**WHAT THE TASK ASKS:** Transcribe all the entries word for word, omitting any pictures they contain.

**ENTRIES SUPPLIED:**
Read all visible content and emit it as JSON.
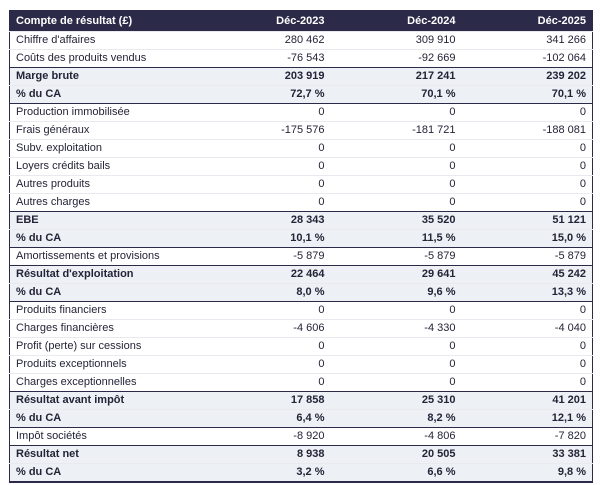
{
  "colors": {
    "header_bg": "#2b2b49",
    "header_text": "#ffffff",
    "subtotal_row_bg": "#edf0f4",
    "body_text": "#242438",
    "section_border": "#2b2b49",
    "row_separator": "#e9e9ef"
  },
  "table": {
    "header": {
      "label": "Compte de résultat (£)",
      "columns": [
        "Déc-2023",
        "Déc-2024",
        "Déc-2025"
      ]
    },
    "rows": [
      {
        "label": "Chiffre d'affaires",
        "values": [
          "280 462",
          "309 910",
          "341 266"
        ],
        "style": "normal",
        "border_top": "light"
      },
      {
        "label": "Coûts des produits vendus",
        "values": [
          "-76 543",
          "-92 669",
          "-102 064"
        ],
        "style": "normal",
        "border_top": "light"
      },
      {
        "label": "Marge brute",
        "values": [
          "203 919",
          "217 241",
          "239 202"
        ],
        "style": "subtotal",
        "border_top": "dark"
      },
      {
        "label": "% du CA",
        "values": [
          "72,7 %",
          "70,1 %",
          "70,1 %"
        ],
        "style": "subtotal",
        "border_top": "light"
      },
      {
        "label": "Production immobilisée",
        "values": [
          "0",
          "0",
          "0"
        ],
        "style": "normal",
        "border_top": "dark"
      },
      {
        "label": "Frais généraux",
        "values": [
          "-175 576",
          "-181 721",
          "-188 081"
        ],
        "style": "normal",
        "border_top": "light"
      },
      {
        "label": "Subv. exploitation",
        "values": [
          "0",
          "0",
          "0"
        ],
        "style": "normal",
        "border_top": "light"
      },
      {
        "label": "Loyers crédits bails",
        "values": [
          "0",
          "0",
          "0"
        ],
        "style": "normal",
        "border_top": "light"
      },
      {
        "label": "Autres produits",
        "values": [
          "0",
          "0",
          "0"
        ],
        "style": "normal",
        "border_top": "light"
      },
      {
        "label": "Autres charges",
        "values": [
          "0",
          "0",
          "0"
        ],
        "style": "normal",
        "border_top": "light"
      },
      {
        "label": "EBE",
        "values": [
          "28 343",
          "35 520",
          "51 121"
        ],
        "style": "subtotal",
        "border_top": "dark"
      },
      {
        "label": "% du CA",
        "values": [
          "10,1 %",
          "11,5 %",
          "15,0 %"
        ],
        "style": "subtotal",
        "border_top": "light"
      },
      {
        "label": "Amortissements et provisions",
        "values": [
          "-5 879",
          "-5 879",
          "-5 879"
        ],
        "style": "normal",
        "border_top": "dark"
      },
      {
        "label": "Résultat d'exploitation",
        "values": [
          "22 464",
          "29 641",
          "45 242"
        ],
        "style": "subtotal",
        "border_top": "dark"
      },
      {
        "label": "% du CA",
        "values": [
          "8,0 %",
          "9,6 %",
          "13,3 %"
        ],
        "style": "subtotal",
        "border_top": "light"
      },
      {
        "label": "Produits financiers",
        "values": [
          "0",
          "0",
          "0"
        ],
        "style": "normal",
        "border_top": "dark"
      },
      {
        "label": "Charges financières",
        "values": [
          "-4 606",
          "-4 330",
          "-4 040"
        ],
        "style": "normal",
        "border_top": "light"
      },
      {
        "label": "Profit (perte) sur cessions",
        "values": [
          "0",
          "0",
          "0"
        ],
        "style": "normal",
        "border_top": "light"
      },
      {
        "label": "Produits exceptionnels",
        "values": [
          "0",
          "0",
          "0"
        ],
        "style": "normal",
        "border_top": "light"
      },
      {
        "label": "Charges exceptionnelles",
        "values": [
          "0",
          "0",
          "0"
        ],
        "style": "normal",
        "border_top": "light"
      },
      {
        "label": "Résultat avant impôt",
        "values": [
          "17 858",
          "25 310",
          "41 201"
        ],
        "style": "subtotal",
        "border_top": "dark"
      },
      {
        "label": "% du CA",
        "values": [
          "6,4 %",
          "8,2 %",
          "12,1 %"
        ],
        "style": "subtotal",
        "border_top": "light"
      },
      {
        "label": "Impôt sociétés",
        "values": [
          "-8 920",
          "-4 806",
          "-7 820"
        ],
        "style": "normal",
        "border_top": "dark"
      },
      {
        "label": "Résultat net",
        "values": [
          "8 938",
          "20 505",
          "33 381"
        ],
        "style": "subtotal",
        "border_top": "dark"
      },
      {
        "label": "% du CA",
        "values": [
          "3,2 %",
          "6,6 %",
          "9,8 %"
        ],
        "style": "subtotal",
        "border_top": "light"
      }
    ]
  }
}
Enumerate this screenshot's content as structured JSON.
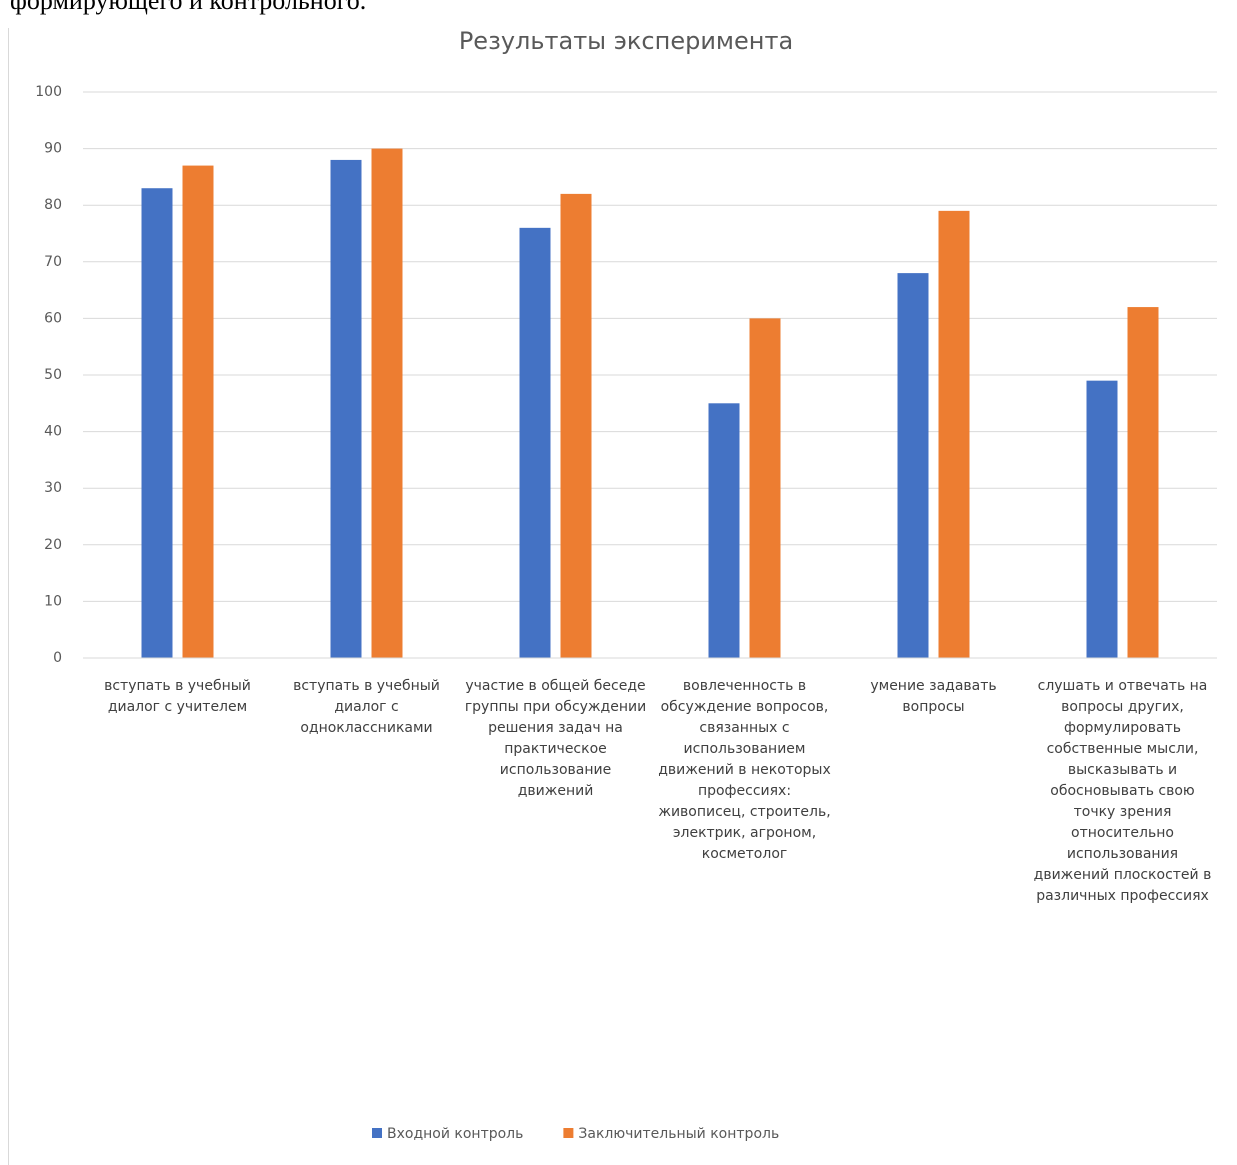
{
  "page_text": "формирующего и контрольного.",
  "chart_data": {
    "type": "bar",
    "title": "Результаты эксперимента",
    "categories": [
      "вступать в учебный диалог с учителем",
      "вступать в учебный диалог с одноклассниками",
      "участие в общей беседе группы при обсуждении решения задач на практическое использование движений",
      "вовлеченность в обсуждение вопросов, связанных с использованием движений в некоторых профессиях: живописец, строитель, электрик, агроном, косметолог",
      "умение задавать вопросы",
      "слушать и отвечать на вопросы других, формулировать собственные мысли, высказывать и обосновывать свою точку зрения относительно использования движений плоскостей в различных профессиях"
    ],
    "series": [
      {
        "name": "Входной контроль",
        "color": "#4472c4",
        "values": [
          83,
          88,
          76,
          45,
          68,
          49
        ]
      },
      {
        "name": "Заключительный контроль",
        "color": "#ed7d31",
        "values": [
          87,
          90,
          82,
          60,
          79,
          62
        ]
      }
    ],
    "ylim": [
      0,
      100
    ],
    "yticks": [
      0,
      10,
      20,
      30,
      40,
      50,
      60,
      70,
      80,
      90,
      100
    ],
    "grid": true,
    "legend": "bottom"
  }
}
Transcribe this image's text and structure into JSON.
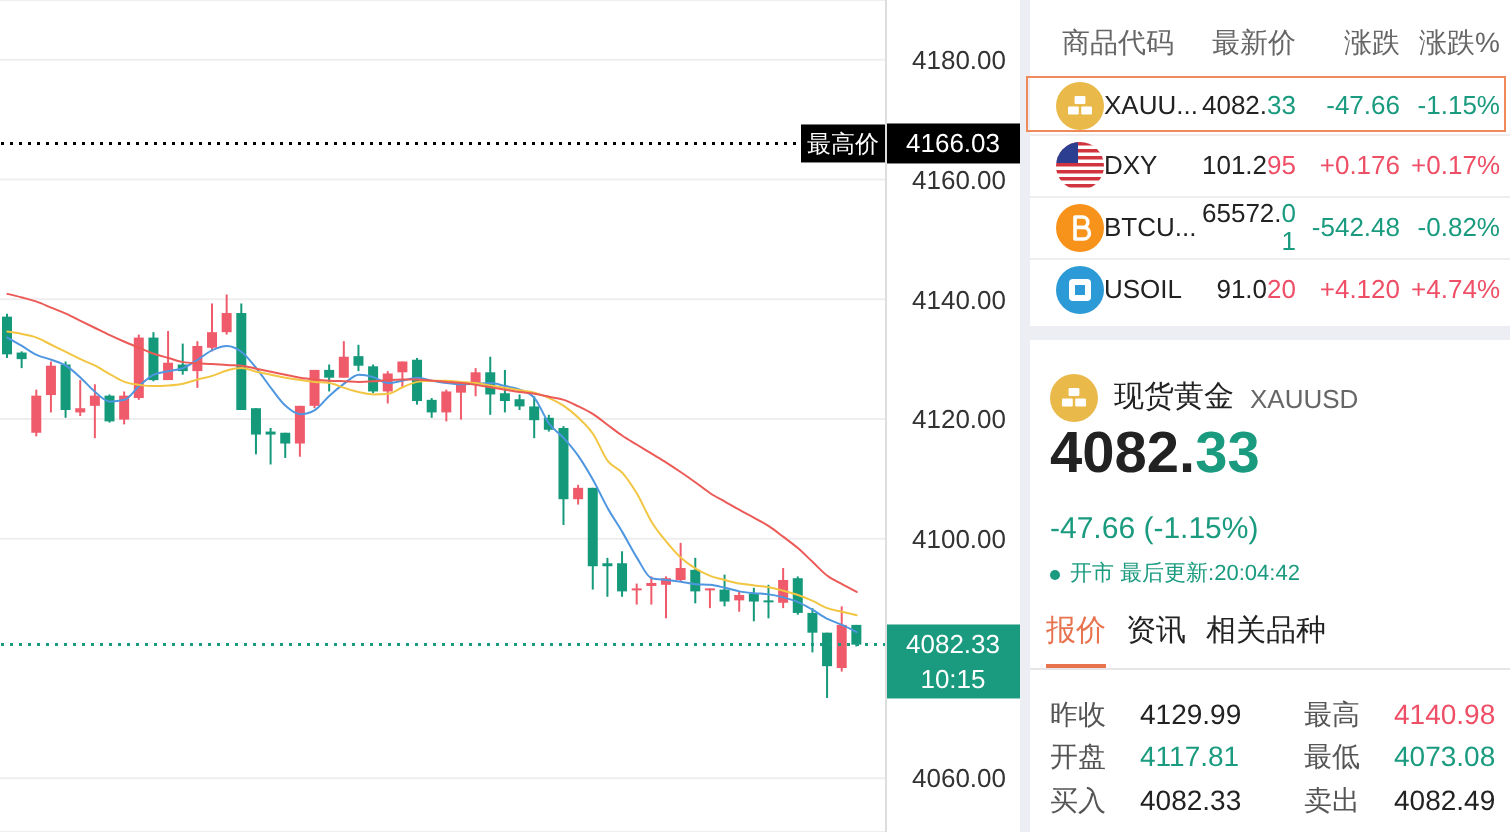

**REPLY:**
Read all visible content and emit it as JSON.
{
  "colors": {
    "header_bg": "#2b2b49",
    "header_text": "#ffffff",
    "subtotal_row_bg": "#edf0f4",
    "body_text": "#242438",
    "section_border": "#2b2b49",
    "row_separator": "#e9e9ef"
  },
  "table": {
    "header": {
      "label": "Compte de résultat (£)",
      "columns": [
        "Déc-2023",
        "Déc-2024",
        "Déc-2025"
      ]
    },
    "rows": [
      {
        "label": "Chiffre d'affaires",
        "values": [
          "280 462",
          "309 910",
          "341 266"
        ],
        "style": "normal",
        "border_top": "light"
      },
      {
        "label": "Coûts des produits vendus",
        "values": [
          "-76 543",
          "-92 669",
          "-102 064"
        ],
        "style": "normal",
        "border_top": "light"
      },
      {
        "label": "Marge brute",
        "values": [
          "203 919",
          "217 241",
          "239 202"
        ],
        "style": "subtotal",
        "border_top": "dark"
      },
      {
        "label": "% du CA",
        "values": [
          "72,7 %",
          "70,1 %",
          "70,1 %"
        ],
        "style": "subtotal",
        "border_top": "light"
      },
      {
        "label": "Production immobilisée",
        "values": [
          "0",
          "0",
          "0"
        ],
        "style": "normal",
        "border_top": "dark"
      },
      {
        "label": "Frais généraux",
        "values": [
          "-175 576",
          "-181 721",
          "-188 081"
        ],
        "style": "normal",
        "border_top": "light"
      },
      {
        "label": "Subv. exploitation",
        "values": [
          "0",
          "0",
          "0"
        ],
        "style": "normal",
        "border_top": "light"
      },
      {
        "label": "Loyers crédits bails",
        "values": [
          "0",
          "0",
          "0"
        ],
        "style": "normal",
        "border_top": "light"
      },
      {
        "label": "Autres produits",
        "values": [
          "0",
          "0",
          "0"
        ],
        "style": "normal",
        "border_top": "light"
      },
      {
        "label": "Autres charges",
        "values": [
          "0",
          "0",
          "0"
        ],
        "style": "normal",
        "border_top": "light"
      },
      {
        "label": "EBE",
        "values": [
          "28 343",
          "35 520",
          "51 121"
        ],
        "style": "subtotal",
        "border_top": "dark"
      },
      {
        "label": "% du CA",
        "values": [
          "10,1 %",
          "11,5 %",
          "15,0 %"
        ],
        "style": "subtotal",
        "border_top": "light"
      },
      {
        "label": "Amortissements et provisions",
        "values": [
          "-5 879",
          "-5 879",
          "-5 879"
        ],
        "style": "normal",
        "border_top": "dark"
      },
      {
        "label": "Résultat d'exploitation",
        "values": [
          "22 464",
          "29 641",
          "45 242"
        ],
        "style": "subtotal",
        "border_top": "dark"
      },
      {
        "label": "% du CA",
        "values": [
          "8,0 %",
          "9,6 %",
          "13,3 %"
        ],
        "style": "subtotal",
        "border_top": "light"
      },
      {
        "label": "Produits financiers",
        "values": [
          "0",
          "0",
          "0"
        ],
        "style": "normal",
        "border_top": "dark"
      },
      {
        "label": "Charges financières",
        "values": [
          "-4 606",
          "-4 330",
          "-4 040"
        ],
        "style": "normal",
        "border_top": "light"
      },
      {
        "label": "Profit (perte) sur cessions",
        "values": [
          "0",
          "0",
          "0"
        ],
        "style": "normal",
        "border_top": "light"
      },
      {
        "label": "Produits exceptionnels",
        "values": [
          "0",
          "0",
          "0"
        ],
        "style": "normal",
        "border_top": "light"
      },
      {
        "label": "Charges exceptionnelles",
        "values": [
          "0",
          "0",
          "0"
        ],
        "style": "normal",
        "border_top": "light"
      },
      {
        "label": "Résultat avant impôt",
        "values": [
          "17 858",
          "25 310",
          "41 201"
        ],
        "style": "subtotal",
        "border_top": "dark"
      },
      {
        "label": "% du CA",
        "values": [
          "6,4 %",
          "8,2 %",
          "12,1 %"
        ],
        "style": "subtotal",
        "border_top": "light"
      },
      {
        "label": "Impôt sociétés",
        "values": [
          "-8 920",
          "-4 806",
          "-7 820"
        ],
        "style": "normal",
        "border_top": "dark"
      },
      {
        "label": "Résultat net",
        "values": [
          "8 938",
          "20 505",
          "33 381"
        ],
        "style": "subtotal",
        "border_top": "dark"
      },
      {
        "label": "% du CA",
        "values": [
          "3,2 %",
          "6,6 %",
          "9,8 %"
        ],
        "style": "subtotal",
        "border_top": "light"
      }
    ]
  }
}
Enumerate this screenshot's content as structured JSON.
{
  "page_text": "формирующего и контрольного.",
  "chart_data": {
    "type": "bar",
    "title": "Результаты эксперимента",
    "categories": [
      "вступать в учебный диалог с учителем",
      "вступать в учебный диалог с одноклассниками",
      "участие в общей беседе группы при обсуждении решения задач на практическое использование движений",
      "вовлеченность в обсуждение вопросов, связанных с использованием движений в некоторых профессиях: живописец, строитель, электрик, агроном, косметолог",
      "умение задавать вопросы",
      "слушать и отвечать на вопросы других, формулировать собственные мысли, высказывать и обосновывать свою точку зрения относительно использования движений плоскостей в различных профессиях"
    ],
    "series": [
      {
        "name": "Входной контроль",
        "color": "#4472c4",
        "values": [
          83,
          88,
          76,
          45,
          68,
          49
        ]
      },
      {
        "name": "Заключительный контроль",
        "color": "#ed7d31",
        "values": [
          87,
          90,
          82,
          60,
          79,
          62
        ]
      }
    ],
    "ylim": [
      0,
      100
    ],
    "yticks": [
      0,
      10,
      20,
      30,
      40,
      50,
      60,
      70,
      80,
      90,
      100
    ],
    "grid": true,
    "legend": "bottom"
  }
}
Transcribe this image's text and structure into JSON.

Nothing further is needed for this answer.